* **Provided records**
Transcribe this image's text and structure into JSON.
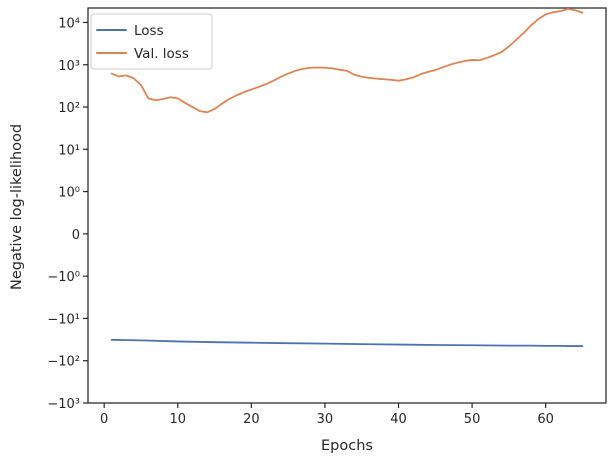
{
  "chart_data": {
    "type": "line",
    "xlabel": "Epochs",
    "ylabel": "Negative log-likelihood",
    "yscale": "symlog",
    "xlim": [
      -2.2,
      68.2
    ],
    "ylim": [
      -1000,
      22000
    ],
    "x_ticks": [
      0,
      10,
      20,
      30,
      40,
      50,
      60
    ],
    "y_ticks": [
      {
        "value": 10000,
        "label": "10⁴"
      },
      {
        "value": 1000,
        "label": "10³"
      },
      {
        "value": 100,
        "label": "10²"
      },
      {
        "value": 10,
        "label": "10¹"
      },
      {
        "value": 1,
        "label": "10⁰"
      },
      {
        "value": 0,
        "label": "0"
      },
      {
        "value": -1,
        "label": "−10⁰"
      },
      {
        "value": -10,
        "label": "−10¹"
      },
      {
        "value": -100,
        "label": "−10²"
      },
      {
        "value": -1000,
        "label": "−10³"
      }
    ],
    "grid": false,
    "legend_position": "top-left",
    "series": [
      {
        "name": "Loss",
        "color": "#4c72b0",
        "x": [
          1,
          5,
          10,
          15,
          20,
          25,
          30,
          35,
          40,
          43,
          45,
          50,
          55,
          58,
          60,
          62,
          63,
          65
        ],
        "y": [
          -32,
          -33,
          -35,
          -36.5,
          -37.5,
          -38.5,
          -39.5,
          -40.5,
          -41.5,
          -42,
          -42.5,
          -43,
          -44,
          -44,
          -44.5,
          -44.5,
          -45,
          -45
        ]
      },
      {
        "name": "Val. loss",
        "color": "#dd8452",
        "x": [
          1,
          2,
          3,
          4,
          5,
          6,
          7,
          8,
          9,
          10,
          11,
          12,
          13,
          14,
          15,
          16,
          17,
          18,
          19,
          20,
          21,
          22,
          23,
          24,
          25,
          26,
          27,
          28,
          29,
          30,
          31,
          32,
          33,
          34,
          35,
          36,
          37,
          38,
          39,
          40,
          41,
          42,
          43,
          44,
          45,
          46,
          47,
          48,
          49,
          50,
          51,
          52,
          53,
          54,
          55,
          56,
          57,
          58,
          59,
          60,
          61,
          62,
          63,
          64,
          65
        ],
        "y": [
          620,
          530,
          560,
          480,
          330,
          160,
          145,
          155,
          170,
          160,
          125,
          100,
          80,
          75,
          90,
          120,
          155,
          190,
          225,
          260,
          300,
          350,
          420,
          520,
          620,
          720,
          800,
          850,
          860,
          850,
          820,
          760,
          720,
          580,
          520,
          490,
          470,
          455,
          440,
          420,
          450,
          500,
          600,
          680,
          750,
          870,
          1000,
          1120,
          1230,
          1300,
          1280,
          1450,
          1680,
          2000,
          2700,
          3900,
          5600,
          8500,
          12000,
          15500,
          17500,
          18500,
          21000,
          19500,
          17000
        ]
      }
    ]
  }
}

* **Aim**
Output a faithful copy of the data, with each picture left out.

* **Exercise result**
Transcribe this image's text and structure into JSON.
{
  "chart_data": {
    "type": "line",
    "xlabel": "Epochs",
    "ylabel": "Negative log-likelihood",
    "yscale": "symlog",
    "xlim": [
      -2.2,
      68.2
    ],
    "ylim": [
      -1000,
      22000
    ],
    "x_ticks": [
      0,
      10,
      20,
      30,
      40,
      50,
      60
    ],
    "y_ticks": [
      {
        "value": 10000,
        "label": "10⁴"
      },
      {
        "value": 1000,
        "label": "10³"
      },
      {
        "value": 100,
        "label": "10²"
      },
      {
        "value": 10,
        "label": "10¹"
      },
      {
        "value": 1,
        "label": "10⁰"
      },
      {
        "value": 0,
        "label": "0"
      },
      {
        "value": -1,
        "label": "−10⁰"
      },
      {
        "value": -10,
        "label": "−10¹"
      },
      {
        "value": -100,
        "label": "−10²"
      },
      {
        "value": -1000,
        "label": "−10³"
      }
    ],
    "grid": false,
    "legend_position": "top-left",
    "series": [
      {
        "name": "Loss",
        "color": "#4c72b0",
        "x": [
          1,
          5,
          10,
          15,
          20,
          25,
          30,
          35,
          40,
          43,
          45,
          50,
          55,
          58,
          60,
          62,
          63,
          65
        ],
        "y": [
          -32,
          -33,
          -35,
          -36.5,
          -37.5,
          -38.5,
          -39.5,
          -40.5,
          -41.5,
          -42,
          -42.5,
          -43,
          -44,
          -44,
          -44.5,
          -44.5,
          -45,
          -45
        ]
      },
      {
        "name": "Val. loss",
        "color": "#dd8452",
        "x": [
          1,
          2,
          3,
          4,
          5,
          6,
          7,
          8,
          9,
          10,
          11,
          12,
          13,
          14,
          15,
          16,
          17,
          18,
          19,
          20,
          21,
          22,
          23,
          24,
          25,
          26,
          27,
          28,
          29,
          30,
          31,
          32,
          33,
          34,
          35,
          36,
          37,
          38,
          39,
          40,
          41,
          42,
          43,
          44,
          45,
          46,
          47,
          48,
          49,
          50,
          51,
          52,
          53,
          54,
          55,
          56,
          57,
          58,
          59,
          60,
          61,
          62,
          63,
          64,
          65
        ],
        "y": [
          620,
          530,
          560,
          480,
          330,
          160,
          145,
          155,
          170,
          160,
          125,
          100,
          80,
          75,
          90,
          120,
          155,
          190,
          225,
          260,
          300,
          350,
          420,
          520,
          620,
          720,
          800,
          850,
          860,
          850,
          820,
          760,
          720,
          580,
          520,
          490,
          470,
          455,
          440,
          420,
          450,
          500,
          600,
          680,
          750,
          870,
          1000,
          1120,
          1230,
          1300,
          1280,
          1450,
          1680,
          2000,
          2700,
          3900,
          5600,
          8500,
          12000,
          15500,
          17500,
          18500,
          21000,
          19500,
          17000
        ]
      }
    ]
  }
}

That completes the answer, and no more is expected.